WHAT YOU SHOULD DO
Could you copy the whole listing below exactly as written?

RECORDS FOR THE TASK
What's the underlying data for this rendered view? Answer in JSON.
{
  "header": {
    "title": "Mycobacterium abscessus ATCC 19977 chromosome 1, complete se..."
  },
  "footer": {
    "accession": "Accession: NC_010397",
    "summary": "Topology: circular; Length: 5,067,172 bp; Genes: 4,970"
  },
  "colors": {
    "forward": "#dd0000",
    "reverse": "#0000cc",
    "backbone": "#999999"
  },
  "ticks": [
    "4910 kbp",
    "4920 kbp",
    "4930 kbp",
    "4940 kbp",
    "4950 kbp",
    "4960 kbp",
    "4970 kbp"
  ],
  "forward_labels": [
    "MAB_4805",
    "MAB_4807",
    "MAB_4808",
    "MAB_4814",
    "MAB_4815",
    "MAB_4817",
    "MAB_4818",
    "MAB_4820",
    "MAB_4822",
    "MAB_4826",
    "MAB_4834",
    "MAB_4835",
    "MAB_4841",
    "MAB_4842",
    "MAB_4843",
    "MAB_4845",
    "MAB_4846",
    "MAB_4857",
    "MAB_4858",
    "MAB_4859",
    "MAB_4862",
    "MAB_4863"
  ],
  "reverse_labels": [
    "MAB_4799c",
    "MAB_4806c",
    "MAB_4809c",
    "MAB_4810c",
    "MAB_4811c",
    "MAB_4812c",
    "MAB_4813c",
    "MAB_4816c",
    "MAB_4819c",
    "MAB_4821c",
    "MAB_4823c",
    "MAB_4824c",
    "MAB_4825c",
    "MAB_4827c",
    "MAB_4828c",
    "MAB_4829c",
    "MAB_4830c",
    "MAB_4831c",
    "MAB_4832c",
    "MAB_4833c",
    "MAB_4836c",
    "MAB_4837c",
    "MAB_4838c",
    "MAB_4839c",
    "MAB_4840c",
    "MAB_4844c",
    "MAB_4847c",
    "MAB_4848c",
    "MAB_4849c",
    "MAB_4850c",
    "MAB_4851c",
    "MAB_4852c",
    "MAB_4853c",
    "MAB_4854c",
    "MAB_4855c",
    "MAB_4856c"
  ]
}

EXERCISE OUTPUT
What's the underlying data for this rendered view? Answer in JSON.
{
  "header": {
    "title": "Mycobacterium abscessus ATCC 19977 chromosome 1, complete se..."
  },
  "footer": {
    "accession": "Accession: NC_010397",
    "summary": "Topology: circular; Length: 5,067,172 bp; Genes: 4,970"
  },
  "colors": {
    "forward": "#dd0000",
    "reverse": "#0000cc",
    "backbone": "#999999"
  },
  "ticks": [
    "4910 kbp",
    "4920 kbp",
    "4930 kbp",
    "4940 kbp",
    "4950 kbp",
    "4960 kbp",
    "4970 kbp"
  ],
  "forward_labels": [
    "MAB_4805",
    "MAB_4807",
    "MAB_4808",
    "MAB_4814",
    "MAB_4815",
    "MAB_4817",
    "MAB_4818",
    "MAB_4820",
    "MAB_4822",
    "MAB_4826",
    "MAB_4834",
    "MAB_4835",
    "MAB_4841",
    "MAB_4842",
    "MAB_4843",
    "MAB_4845",
    "MAB_4846",
    "MAB_4857",
    "MAB_4858",
    "MAB_4859",
    "MAB_4862",
    "MAB_4863"
  ],
  "reverse_labels": [
    "MAB_4799c",
    "MAB_4806c",
    "MAB_4809c",
    "MAB_4810c",
    "MAB_4811c",
    "MAB_4812c",
    "MAB_4813c",
    "MAB_4816c",
    "MAB_4819c",
    "MAB_4821c",
    "MAB_4823c",
    "MAB_4824c",
    "MAB_4825c",
    "MAB_4827c",
    "MAB_4828c",
    "MAB_4829c",
    "MAB_4830c",
    "MAB_4831c",
    "MAB_4832c",
    "MAB_4833c",
    "MAB_4836c",
    "MAB_4837c",
    "MAB_4838c",
    "MAB_4839c",
    "MAB_4840c",
    "MAB_4844c",
    "MAB_4847c",
    "MAB_4848c",
    "MAB_4849c",
    "MAB_4850c",
    "MAB_4851c",
    "MAB_4852c",
    "MAB_4853c",
    "MAB_4854c",
    "MAB_4855c",
    "MAB_4856c"
  ]
}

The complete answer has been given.